■ GIVEN EXERCISE ■
Return a copy of each line that holds the string "malade".

■ EXCERPTED DATA ■
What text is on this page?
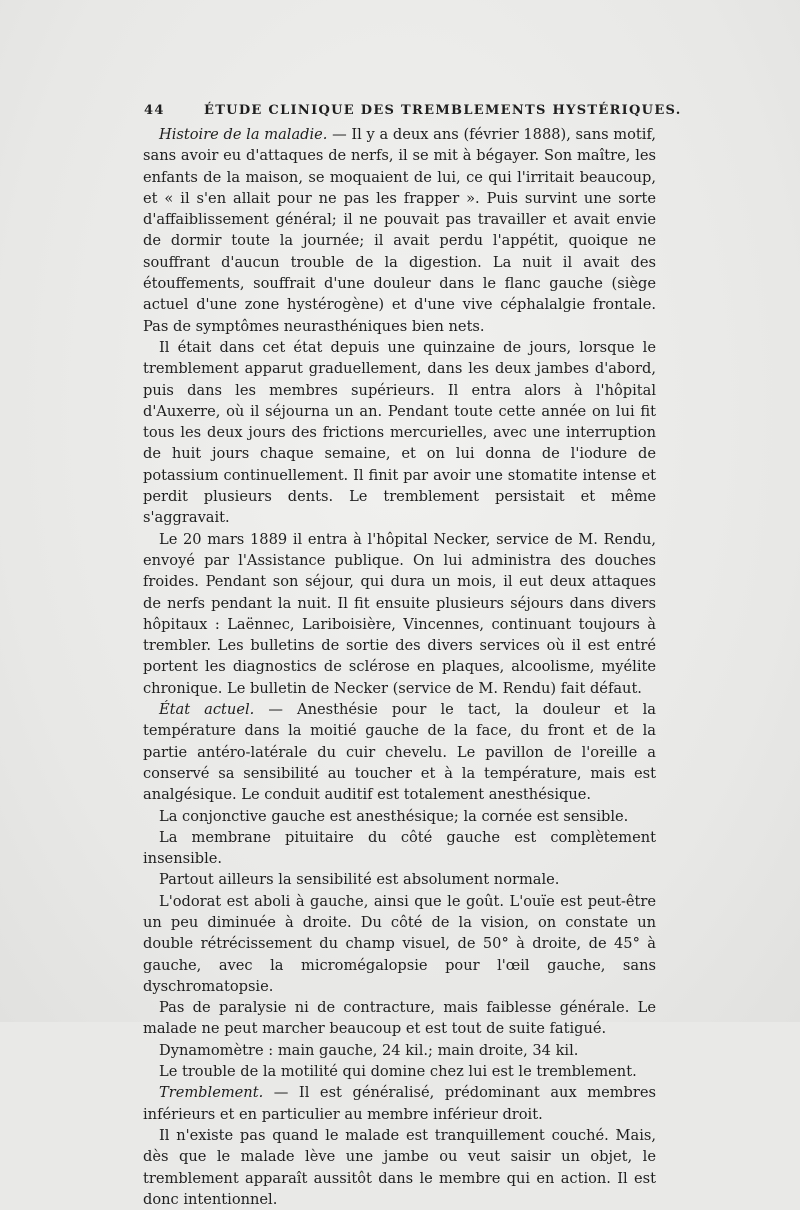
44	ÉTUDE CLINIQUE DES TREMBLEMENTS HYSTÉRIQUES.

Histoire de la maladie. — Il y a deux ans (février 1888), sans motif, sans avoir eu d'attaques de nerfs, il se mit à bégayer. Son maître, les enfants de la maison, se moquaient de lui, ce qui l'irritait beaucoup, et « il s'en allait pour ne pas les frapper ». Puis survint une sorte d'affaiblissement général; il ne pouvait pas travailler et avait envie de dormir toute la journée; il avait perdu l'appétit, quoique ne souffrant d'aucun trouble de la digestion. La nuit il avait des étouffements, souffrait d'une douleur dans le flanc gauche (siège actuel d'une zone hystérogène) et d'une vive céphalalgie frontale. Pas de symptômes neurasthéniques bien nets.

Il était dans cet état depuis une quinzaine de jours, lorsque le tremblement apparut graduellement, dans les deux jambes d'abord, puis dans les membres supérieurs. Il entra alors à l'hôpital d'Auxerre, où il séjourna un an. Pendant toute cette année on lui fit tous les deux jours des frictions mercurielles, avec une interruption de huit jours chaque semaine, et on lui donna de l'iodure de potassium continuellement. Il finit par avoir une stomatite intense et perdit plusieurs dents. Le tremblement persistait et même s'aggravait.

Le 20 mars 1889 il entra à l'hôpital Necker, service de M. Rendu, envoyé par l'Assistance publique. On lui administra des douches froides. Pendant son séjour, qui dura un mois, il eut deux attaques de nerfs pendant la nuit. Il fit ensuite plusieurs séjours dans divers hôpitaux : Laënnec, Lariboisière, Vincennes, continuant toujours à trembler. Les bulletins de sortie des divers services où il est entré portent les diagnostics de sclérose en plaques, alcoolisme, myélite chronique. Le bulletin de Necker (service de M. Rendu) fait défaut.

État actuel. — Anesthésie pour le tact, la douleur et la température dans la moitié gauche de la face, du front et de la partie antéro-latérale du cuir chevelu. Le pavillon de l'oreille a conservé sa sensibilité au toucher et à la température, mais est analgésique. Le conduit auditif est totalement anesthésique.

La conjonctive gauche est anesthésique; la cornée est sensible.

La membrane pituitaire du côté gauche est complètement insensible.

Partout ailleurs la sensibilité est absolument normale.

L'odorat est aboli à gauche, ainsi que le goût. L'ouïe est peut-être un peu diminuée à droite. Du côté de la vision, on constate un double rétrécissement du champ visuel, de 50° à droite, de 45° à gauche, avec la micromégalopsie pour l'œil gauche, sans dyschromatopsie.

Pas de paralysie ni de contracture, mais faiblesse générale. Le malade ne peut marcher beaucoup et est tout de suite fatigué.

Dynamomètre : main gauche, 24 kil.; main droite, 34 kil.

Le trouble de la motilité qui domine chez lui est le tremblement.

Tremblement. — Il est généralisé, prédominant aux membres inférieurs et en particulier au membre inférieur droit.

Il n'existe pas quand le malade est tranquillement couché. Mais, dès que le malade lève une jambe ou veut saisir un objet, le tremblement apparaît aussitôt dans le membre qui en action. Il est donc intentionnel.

* * *

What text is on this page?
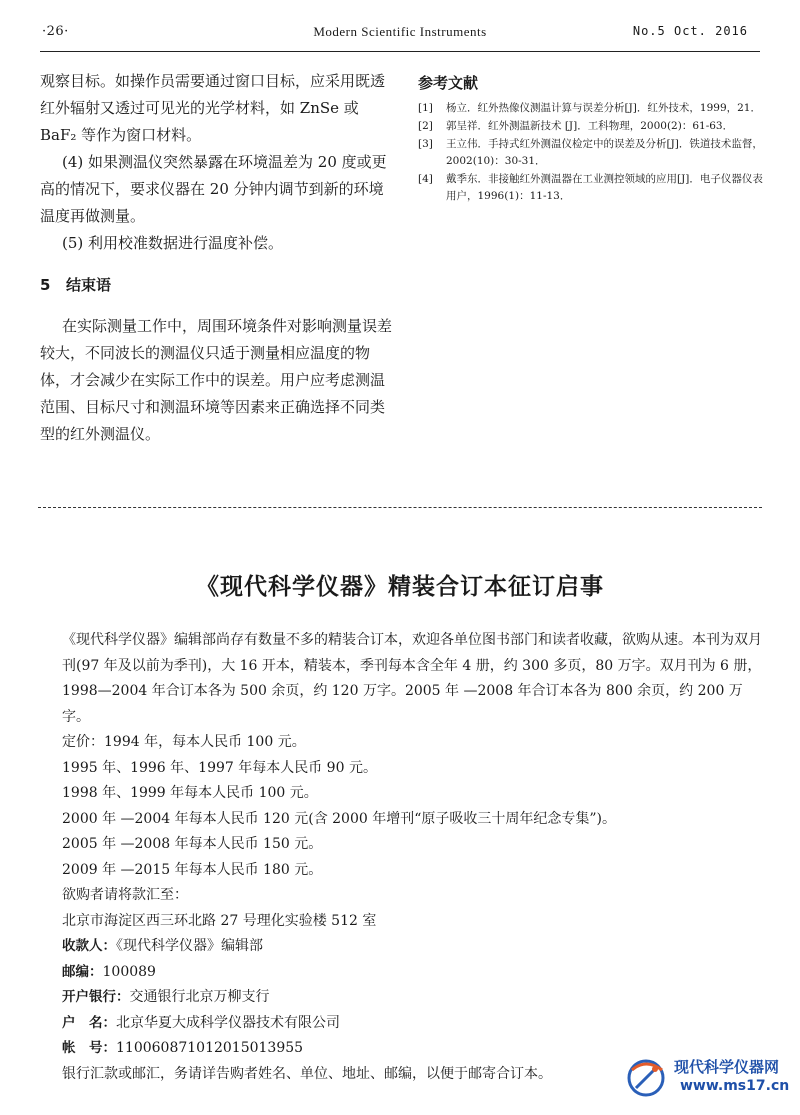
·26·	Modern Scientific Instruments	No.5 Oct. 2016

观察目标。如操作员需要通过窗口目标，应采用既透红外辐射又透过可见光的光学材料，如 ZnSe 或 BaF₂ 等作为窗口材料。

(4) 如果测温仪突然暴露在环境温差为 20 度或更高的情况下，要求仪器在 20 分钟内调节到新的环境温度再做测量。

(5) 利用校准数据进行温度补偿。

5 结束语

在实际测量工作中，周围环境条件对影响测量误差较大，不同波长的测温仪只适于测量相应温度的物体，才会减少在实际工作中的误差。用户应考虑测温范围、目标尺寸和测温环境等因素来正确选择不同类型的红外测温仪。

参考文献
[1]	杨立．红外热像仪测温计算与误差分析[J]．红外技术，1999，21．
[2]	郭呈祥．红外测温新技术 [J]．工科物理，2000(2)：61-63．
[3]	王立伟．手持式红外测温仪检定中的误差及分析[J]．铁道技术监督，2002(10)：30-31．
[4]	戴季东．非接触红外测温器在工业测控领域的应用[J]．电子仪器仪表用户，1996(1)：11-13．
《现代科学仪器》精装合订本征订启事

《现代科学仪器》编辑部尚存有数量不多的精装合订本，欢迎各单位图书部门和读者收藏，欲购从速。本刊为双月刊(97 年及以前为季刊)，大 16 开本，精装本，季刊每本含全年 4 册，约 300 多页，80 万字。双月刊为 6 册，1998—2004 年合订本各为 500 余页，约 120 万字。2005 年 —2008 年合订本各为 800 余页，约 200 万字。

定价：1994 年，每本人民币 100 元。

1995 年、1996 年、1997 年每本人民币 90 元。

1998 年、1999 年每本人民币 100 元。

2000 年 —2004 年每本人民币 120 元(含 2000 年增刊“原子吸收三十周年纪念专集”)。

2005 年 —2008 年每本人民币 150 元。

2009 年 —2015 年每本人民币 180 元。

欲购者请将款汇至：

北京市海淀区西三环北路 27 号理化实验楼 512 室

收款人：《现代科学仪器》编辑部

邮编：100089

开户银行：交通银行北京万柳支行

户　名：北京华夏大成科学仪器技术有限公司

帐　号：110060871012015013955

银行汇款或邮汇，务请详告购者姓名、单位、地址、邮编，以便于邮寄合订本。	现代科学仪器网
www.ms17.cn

■ RESULT FOR THIS EXERCISE ■
Pas de paralysie ni de contracture, mais faiblesse générale. Le malade ne peut marcher beaucoup et est tout de suite fatigué.
Il n'existe pas quand le malade est tranquillement couché. Mais, dès que le malade lève une jambe ou veut saisir un objet, le tremblement apparaît aussitôt dans le membre qui en action. Il est donc intentionnel.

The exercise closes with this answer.